Source records:
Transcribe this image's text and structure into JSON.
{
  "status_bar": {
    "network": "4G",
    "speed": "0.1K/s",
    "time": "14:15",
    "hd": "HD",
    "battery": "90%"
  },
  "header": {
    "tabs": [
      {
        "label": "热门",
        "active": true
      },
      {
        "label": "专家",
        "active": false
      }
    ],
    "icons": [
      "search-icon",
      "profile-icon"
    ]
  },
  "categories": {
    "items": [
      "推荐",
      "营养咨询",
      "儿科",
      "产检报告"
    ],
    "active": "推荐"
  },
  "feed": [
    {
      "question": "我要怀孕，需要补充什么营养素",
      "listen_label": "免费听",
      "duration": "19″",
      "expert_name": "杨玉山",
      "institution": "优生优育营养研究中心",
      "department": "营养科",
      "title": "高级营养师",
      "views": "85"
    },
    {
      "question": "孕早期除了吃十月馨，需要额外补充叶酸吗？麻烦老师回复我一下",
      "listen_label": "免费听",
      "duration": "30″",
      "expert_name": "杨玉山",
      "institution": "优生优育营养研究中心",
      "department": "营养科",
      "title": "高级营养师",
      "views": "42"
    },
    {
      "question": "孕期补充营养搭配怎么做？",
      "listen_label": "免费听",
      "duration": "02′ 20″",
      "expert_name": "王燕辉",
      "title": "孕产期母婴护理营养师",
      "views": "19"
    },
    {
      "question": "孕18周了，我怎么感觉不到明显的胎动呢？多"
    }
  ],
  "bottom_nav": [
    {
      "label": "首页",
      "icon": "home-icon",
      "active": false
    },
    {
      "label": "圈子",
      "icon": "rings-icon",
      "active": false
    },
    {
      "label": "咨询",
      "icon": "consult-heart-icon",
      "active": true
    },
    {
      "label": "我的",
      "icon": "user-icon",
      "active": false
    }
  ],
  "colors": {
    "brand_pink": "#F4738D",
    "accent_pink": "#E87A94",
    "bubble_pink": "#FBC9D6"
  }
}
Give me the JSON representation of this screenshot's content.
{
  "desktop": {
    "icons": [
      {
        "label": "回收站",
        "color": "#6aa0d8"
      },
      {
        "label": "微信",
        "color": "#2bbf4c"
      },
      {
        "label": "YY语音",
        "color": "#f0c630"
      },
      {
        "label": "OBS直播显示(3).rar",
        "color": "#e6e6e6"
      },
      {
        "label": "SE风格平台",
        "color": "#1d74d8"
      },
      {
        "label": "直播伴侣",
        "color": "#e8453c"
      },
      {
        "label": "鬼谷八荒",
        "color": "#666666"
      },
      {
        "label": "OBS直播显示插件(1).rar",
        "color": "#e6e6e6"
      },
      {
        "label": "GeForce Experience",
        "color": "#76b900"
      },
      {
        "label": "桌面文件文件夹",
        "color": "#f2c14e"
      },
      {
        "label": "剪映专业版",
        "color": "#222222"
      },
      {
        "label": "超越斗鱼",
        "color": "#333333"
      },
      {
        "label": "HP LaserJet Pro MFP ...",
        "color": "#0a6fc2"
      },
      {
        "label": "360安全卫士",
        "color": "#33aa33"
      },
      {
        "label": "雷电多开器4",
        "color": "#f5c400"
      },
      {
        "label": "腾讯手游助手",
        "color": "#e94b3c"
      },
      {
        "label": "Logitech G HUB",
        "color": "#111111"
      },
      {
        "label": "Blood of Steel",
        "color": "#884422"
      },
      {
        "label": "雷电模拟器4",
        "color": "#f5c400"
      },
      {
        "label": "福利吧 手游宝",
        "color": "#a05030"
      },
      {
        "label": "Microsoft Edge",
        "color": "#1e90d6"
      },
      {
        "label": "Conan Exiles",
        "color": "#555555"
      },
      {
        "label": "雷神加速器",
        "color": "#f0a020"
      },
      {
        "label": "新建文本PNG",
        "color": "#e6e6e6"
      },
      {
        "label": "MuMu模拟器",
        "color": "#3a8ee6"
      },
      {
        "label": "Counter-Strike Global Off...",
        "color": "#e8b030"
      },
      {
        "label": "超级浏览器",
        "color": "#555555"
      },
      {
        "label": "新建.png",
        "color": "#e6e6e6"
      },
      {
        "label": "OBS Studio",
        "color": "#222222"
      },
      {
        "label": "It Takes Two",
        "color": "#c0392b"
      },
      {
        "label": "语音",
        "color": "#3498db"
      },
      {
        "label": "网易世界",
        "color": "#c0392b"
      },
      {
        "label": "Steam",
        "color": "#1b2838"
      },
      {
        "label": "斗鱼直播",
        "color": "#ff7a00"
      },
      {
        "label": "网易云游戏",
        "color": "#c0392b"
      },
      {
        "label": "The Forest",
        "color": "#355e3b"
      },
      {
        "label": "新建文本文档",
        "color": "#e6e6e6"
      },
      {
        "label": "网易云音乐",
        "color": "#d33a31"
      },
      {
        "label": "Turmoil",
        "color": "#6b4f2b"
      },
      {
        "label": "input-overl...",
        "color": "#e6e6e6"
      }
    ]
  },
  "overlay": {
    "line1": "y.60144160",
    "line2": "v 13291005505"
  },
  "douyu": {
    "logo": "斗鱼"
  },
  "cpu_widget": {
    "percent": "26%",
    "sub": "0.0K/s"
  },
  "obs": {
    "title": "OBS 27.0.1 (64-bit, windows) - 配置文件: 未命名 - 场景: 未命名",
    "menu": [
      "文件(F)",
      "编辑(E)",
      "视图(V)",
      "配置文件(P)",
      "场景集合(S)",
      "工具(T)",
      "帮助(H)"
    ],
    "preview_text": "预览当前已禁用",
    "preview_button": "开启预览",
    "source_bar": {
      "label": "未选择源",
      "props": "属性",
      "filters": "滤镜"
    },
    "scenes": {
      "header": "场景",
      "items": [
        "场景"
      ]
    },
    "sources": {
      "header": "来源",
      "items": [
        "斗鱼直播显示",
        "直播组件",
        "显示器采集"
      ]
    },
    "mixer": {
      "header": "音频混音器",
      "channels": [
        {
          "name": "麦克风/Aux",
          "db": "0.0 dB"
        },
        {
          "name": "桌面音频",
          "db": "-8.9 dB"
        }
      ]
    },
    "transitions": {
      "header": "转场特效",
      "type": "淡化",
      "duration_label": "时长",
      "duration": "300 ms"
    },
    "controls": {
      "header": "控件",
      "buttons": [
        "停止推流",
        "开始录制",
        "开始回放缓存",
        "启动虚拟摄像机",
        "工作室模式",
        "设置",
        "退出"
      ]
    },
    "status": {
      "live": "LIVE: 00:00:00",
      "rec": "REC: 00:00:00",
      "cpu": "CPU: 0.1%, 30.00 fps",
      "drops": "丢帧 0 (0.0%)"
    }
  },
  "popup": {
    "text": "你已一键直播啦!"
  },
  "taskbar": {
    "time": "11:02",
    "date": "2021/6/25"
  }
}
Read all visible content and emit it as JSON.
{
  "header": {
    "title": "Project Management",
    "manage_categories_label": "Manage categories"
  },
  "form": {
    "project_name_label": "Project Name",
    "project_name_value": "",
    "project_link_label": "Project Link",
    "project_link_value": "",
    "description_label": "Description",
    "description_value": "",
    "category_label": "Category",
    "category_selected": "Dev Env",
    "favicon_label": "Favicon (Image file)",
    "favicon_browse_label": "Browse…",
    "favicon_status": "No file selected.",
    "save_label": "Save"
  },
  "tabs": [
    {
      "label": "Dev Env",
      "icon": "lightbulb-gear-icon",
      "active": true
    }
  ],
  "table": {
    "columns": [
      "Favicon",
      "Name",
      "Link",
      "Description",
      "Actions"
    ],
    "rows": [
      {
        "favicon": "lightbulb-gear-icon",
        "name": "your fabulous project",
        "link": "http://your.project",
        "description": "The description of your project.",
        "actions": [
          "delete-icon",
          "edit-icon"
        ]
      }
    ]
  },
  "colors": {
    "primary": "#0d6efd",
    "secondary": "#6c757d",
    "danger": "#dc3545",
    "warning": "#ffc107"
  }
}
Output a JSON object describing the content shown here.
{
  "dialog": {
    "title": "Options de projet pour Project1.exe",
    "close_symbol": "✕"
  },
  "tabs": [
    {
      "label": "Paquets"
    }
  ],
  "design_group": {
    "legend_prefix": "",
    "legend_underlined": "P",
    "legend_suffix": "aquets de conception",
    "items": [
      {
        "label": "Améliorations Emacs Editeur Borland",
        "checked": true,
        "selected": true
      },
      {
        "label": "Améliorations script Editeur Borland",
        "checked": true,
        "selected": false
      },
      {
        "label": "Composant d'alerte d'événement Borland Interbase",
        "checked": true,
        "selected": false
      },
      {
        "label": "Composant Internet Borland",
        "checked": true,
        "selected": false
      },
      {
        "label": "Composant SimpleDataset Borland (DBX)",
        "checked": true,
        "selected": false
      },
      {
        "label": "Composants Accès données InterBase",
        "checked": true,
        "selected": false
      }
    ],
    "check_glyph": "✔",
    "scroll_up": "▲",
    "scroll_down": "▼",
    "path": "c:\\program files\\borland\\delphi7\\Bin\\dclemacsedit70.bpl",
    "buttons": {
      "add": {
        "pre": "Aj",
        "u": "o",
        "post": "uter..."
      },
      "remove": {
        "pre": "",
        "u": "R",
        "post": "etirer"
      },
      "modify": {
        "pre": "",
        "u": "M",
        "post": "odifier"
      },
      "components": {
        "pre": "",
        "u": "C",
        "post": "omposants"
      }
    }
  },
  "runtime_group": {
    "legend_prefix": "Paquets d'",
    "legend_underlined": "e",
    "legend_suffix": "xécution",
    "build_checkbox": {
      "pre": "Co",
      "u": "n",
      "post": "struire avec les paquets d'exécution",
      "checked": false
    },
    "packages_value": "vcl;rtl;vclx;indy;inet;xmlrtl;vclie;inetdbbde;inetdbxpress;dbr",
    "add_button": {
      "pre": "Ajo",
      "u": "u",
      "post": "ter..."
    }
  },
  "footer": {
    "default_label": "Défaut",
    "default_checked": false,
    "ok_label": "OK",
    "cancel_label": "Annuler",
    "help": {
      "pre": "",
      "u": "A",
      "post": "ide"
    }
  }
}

Directions: Each line holding the word "categories" counts once; report the total and nothing else.

Full solution: 2